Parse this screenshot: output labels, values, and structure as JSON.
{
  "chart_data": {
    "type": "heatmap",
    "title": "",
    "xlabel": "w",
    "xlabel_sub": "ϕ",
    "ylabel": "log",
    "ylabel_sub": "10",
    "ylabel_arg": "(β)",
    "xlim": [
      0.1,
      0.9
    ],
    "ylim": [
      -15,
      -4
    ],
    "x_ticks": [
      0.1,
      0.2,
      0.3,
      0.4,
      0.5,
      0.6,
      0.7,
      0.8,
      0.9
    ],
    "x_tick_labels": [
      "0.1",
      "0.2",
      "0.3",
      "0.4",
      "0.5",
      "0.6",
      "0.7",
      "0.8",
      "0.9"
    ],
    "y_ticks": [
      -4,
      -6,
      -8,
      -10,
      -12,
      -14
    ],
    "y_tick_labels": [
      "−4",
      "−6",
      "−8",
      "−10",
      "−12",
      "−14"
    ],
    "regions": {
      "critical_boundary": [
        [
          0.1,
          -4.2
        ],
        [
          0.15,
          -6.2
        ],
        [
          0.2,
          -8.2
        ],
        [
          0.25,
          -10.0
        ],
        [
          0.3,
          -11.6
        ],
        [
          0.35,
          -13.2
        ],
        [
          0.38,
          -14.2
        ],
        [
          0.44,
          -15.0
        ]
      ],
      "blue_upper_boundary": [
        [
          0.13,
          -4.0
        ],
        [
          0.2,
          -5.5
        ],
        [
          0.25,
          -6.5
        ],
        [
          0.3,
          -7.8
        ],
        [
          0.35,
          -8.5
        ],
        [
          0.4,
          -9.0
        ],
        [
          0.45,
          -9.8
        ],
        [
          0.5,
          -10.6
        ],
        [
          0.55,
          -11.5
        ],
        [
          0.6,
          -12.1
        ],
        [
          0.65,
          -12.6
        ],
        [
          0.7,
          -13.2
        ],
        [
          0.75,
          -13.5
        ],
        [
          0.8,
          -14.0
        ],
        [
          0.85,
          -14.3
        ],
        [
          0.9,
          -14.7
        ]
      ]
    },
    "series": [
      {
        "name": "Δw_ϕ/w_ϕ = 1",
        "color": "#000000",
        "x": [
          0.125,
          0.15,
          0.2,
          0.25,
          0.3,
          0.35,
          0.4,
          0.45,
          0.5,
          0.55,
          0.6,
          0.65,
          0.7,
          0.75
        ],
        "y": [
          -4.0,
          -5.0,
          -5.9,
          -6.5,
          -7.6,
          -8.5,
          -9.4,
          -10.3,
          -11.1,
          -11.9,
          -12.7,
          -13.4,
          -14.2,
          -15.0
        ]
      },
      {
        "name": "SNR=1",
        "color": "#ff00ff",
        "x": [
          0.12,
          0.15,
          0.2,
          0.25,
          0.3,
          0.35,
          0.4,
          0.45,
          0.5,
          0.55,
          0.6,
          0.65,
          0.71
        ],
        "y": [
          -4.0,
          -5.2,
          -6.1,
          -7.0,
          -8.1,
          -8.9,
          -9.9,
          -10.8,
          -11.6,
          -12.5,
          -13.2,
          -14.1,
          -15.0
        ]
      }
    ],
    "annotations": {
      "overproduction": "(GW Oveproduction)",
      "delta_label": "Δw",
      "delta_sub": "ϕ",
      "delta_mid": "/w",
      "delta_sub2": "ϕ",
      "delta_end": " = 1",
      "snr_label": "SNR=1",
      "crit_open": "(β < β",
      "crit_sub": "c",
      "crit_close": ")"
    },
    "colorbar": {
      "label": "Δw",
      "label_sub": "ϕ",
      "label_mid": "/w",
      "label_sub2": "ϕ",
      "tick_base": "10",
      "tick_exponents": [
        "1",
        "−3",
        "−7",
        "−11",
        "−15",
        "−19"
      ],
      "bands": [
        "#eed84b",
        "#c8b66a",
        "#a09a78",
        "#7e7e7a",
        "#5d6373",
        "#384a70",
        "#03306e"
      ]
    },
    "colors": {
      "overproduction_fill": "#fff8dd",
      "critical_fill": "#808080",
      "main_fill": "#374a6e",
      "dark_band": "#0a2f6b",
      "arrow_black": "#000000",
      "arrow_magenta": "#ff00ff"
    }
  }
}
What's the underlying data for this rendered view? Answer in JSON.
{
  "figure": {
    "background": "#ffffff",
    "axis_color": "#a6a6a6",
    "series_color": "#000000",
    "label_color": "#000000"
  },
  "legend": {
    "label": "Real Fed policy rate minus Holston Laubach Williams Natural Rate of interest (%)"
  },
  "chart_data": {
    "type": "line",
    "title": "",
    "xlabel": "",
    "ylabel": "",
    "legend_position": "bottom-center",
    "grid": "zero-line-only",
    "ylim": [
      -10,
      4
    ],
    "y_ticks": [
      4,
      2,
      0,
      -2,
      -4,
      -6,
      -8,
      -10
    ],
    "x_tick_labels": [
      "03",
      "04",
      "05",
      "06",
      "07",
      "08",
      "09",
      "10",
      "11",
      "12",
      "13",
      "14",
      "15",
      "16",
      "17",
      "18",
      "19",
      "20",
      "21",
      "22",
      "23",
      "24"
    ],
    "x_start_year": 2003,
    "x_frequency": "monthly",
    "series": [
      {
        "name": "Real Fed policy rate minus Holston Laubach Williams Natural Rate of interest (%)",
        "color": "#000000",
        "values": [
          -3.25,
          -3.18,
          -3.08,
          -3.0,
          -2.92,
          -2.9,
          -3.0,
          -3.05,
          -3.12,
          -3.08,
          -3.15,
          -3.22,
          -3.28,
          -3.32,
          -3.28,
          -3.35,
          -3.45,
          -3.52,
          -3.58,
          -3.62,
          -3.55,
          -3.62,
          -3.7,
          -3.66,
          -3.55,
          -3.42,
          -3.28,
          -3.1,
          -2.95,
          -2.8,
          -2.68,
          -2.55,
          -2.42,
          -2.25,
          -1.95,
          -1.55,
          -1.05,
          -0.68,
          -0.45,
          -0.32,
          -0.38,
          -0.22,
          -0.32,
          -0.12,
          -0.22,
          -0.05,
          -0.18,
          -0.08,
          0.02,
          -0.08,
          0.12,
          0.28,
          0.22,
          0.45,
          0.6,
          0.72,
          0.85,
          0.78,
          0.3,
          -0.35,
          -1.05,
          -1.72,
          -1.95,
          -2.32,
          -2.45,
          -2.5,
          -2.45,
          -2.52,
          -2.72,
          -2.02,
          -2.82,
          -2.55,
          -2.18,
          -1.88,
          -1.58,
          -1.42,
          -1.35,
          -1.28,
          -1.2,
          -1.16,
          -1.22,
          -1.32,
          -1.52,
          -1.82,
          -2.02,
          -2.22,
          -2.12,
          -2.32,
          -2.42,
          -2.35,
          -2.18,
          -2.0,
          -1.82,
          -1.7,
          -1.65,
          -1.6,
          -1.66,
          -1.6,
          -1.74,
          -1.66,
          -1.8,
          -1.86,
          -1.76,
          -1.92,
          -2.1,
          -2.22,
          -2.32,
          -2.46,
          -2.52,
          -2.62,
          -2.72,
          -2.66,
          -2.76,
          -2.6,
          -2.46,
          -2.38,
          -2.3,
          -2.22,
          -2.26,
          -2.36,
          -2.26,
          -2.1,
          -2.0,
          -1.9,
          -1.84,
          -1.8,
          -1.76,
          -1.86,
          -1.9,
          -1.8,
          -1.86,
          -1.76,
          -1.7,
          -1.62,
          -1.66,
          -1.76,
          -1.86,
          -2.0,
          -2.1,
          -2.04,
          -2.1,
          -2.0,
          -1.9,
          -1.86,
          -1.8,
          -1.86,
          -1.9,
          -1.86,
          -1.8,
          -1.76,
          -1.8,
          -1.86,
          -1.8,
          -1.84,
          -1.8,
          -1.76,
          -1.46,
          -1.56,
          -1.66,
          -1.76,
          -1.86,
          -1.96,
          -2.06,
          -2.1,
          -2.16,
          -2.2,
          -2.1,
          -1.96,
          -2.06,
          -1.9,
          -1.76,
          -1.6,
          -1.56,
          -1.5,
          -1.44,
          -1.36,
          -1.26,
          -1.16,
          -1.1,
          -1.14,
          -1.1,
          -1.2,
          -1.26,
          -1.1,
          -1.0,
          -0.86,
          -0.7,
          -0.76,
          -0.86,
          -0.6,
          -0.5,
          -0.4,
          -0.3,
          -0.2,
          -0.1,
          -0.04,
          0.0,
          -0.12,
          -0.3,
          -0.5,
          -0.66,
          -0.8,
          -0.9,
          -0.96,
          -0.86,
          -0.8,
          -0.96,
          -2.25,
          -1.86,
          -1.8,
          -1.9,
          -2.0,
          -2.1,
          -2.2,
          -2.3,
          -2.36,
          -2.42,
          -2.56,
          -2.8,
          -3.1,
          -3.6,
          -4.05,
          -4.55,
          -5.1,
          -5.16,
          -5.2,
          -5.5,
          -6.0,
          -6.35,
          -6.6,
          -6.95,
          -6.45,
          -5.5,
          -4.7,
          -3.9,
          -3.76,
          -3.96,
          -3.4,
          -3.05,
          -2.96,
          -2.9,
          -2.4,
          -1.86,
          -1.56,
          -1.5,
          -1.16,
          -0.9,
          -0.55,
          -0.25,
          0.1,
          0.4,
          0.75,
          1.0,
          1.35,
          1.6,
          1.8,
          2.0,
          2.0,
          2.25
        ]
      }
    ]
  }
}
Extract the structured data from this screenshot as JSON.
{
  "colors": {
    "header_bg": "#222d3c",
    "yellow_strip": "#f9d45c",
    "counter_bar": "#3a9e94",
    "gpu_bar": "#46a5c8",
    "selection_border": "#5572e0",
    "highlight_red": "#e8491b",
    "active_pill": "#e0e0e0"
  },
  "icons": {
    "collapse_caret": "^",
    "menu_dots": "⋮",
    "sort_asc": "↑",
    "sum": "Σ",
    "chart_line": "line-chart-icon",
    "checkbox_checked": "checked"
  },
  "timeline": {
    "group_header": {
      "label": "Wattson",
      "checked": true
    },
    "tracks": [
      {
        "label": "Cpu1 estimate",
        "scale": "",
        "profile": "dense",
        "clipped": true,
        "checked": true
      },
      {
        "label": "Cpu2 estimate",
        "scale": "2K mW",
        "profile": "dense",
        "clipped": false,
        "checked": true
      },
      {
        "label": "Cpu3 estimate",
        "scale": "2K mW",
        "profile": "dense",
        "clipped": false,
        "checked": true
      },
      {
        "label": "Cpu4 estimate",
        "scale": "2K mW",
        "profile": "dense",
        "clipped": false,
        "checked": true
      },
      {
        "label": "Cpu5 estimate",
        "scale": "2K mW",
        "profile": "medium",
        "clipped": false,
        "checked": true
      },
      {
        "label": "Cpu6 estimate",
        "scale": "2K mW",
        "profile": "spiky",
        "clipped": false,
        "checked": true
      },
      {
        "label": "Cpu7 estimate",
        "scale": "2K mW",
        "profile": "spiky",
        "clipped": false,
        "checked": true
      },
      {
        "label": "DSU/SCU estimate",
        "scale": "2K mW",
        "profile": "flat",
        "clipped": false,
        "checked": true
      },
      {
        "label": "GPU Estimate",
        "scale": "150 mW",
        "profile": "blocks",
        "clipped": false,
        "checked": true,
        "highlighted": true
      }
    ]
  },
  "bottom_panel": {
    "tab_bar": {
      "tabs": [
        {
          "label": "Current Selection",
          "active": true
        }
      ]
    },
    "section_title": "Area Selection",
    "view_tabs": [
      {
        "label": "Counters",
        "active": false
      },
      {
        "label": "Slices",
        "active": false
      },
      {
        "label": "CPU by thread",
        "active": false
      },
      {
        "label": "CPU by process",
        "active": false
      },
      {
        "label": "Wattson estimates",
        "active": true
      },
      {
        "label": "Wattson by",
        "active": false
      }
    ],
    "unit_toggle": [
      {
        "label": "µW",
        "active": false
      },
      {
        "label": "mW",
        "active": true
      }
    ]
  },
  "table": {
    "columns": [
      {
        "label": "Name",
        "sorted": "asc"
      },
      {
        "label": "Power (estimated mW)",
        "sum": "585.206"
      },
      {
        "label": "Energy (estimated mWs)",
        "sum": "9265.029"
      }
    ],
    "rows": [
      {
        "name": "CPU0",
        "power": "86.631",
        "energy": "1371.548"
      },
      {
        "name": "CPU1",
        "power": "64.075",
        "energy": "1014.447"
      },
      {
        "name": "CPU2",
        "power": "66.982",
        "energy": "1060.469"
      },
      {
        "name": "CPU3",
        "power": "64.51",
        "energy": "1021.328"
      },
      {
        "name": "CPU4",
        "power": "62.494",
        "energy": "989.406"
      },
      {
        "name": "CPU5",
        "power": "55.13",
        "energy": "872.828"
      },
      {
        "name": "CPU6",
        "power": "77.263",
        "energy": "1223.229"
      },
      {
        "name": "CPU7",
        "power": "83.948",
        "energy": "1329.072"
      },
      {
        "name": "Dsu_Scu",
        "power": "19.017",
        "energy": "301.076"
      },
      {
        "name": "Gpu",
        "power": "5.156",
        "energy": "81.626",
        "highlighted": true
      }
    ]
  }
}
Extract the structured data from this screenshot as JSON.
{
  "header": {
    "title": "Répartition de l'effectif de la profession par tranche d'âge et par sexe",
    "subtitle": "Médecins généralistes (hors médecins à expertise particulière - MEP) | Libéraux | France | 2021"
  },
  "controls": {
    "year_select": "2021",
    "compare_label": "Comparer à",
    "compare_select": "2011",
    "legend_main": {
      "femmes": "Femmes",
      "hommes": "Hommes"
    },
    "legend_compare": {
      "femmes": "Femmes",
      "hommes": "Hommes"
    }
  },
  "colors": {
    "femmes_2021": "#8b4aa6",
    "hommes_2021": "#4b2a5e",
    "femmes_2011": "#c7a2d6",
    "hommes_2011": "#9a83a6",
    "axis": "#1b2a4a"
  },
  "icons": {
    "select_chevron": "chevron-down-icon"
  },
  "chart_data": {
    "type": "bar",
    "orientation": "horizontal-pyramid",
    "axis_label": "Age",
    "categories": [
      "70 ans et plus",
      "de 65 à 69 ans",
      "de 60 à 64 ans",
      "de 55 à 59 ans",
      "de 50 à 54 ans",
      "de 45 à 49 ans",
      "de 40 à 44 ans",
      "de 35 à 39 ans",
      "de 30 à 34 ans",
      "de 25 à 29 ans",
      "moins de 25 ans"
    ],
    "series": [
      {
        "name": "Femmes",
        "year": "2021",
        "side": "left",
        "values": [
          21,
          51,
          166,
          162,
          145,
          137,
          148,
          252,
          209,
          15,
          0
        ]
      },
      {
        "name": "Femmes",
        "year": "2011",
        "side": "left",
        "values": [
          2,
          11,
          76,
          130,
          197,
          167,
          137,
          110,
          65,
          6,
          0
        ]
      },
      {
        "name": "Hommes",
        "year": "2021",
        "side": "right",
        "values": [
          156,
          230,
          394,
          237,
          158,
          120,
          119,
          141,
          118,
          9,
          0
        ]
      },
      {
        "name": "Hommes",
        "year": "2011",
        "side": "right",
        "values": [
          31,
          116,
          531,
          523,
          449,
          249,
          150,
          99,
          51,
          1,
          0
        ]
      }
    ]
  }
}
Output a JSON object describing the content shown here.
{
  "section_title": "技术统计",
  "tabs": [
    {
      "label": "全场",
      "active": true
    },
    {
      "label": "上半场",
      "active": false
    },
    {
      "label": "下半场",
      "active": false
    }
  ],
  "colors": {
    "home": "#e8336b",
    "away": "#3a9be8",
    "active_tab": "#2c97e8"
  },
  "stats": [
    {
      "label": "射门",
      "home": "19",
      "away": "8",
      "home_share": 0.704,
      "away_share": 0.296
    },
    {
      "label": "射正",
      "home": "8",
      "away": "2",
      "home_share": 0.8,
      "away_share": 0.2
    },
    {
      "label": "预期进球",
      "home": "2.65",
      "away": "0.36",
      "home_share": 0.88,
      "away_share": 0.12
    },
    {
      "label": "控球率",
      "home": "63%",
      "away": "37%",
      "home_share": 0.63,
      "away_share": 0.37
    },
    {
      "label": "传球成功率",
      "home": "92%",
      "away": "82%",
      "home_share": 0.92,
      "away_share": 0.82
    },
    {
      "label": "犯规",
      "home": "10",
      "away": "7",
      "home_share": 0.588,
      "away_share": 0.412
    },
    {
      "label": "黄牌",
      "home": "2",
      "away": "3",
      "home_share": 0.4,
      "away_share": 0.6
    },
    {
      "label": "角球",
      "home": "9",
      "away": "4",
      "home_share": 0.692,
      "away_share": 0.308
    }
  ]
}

________

(Work required) Extract each line holding the string "Williams".

(Correct result)
    "label": "Real Fed policy rate minus Holston Laubach Williams Natural Rate of interest (%)"
        "name": "Real Fed policy rate minus Holston Laubach Williams Natural Rate of interest (%)",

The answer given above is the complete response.